═════ GIVEN INFORMATION

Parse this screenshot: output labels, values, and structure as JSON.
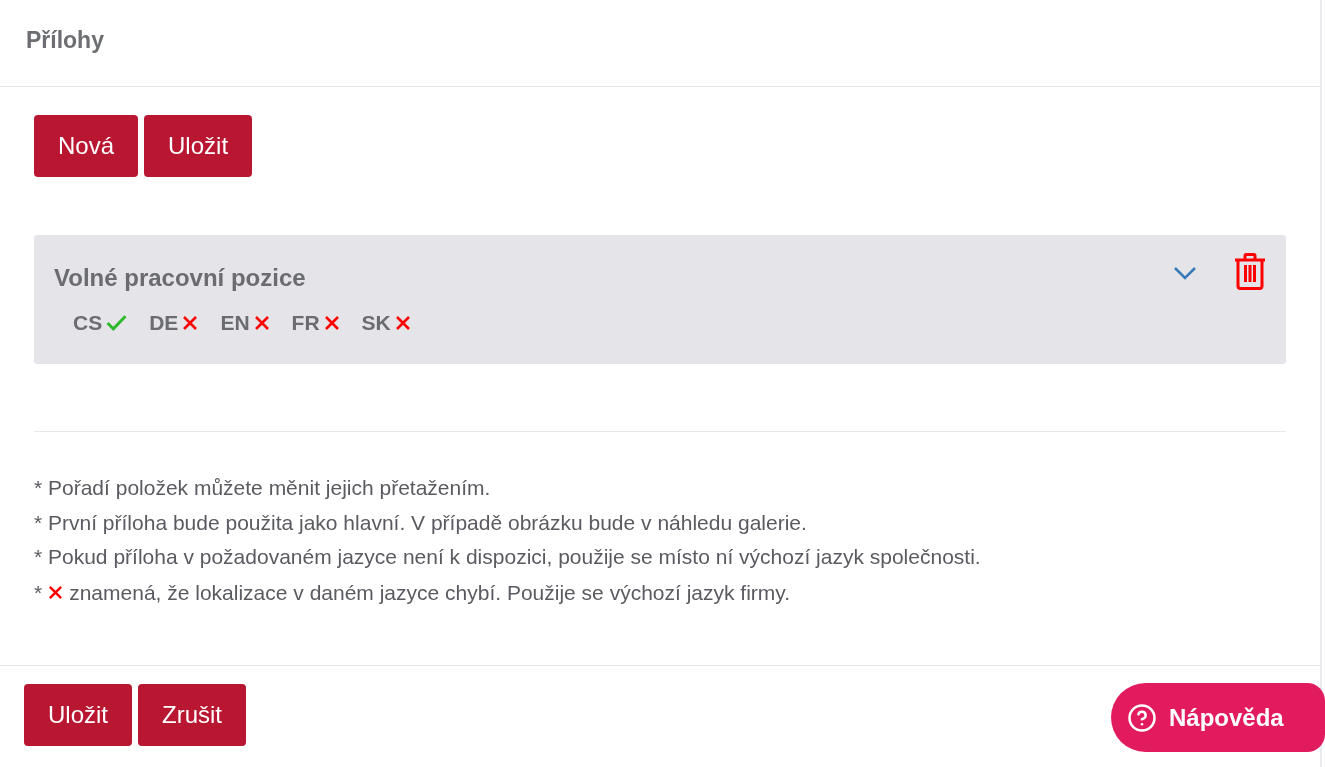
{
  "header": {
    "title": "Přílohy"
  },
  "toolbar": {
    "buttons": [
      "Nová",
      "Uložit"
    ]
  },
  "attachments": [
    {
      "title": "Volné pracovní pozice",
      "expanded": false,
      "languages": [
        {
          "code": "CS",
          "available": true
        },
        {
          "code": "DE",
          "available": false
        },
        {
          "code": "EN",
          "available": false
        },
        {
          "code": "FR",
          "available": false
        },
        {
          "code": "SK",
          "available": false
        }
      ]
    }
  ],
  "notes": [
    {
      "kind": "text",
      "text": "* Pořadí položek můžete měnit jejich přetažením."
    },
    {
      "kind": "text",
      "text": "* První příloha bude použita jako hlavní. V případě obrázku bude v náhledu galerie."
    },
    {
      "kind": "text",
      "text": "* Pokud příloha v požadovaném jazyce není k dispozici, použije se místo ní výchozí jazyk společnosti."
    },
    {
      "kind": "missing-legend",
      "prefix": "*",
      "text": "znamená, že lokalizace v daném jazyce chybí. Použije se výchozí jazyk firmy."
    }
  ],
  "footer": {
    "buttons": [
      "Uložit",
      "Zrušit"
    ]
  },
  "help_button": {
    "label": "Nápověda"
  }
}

══════════

THE TASK:
From the listing above, copy every line that holds the string "výchozí".

RESULT:
      "text": "* Pokud příloha v požadovaném jazyce není k dispozici, použije se místo ní výchozí jazyk společnosti."
      "text": "znamená, že lokalizace v daném jazyce chybí. Použije se výchozí jazyk firmy."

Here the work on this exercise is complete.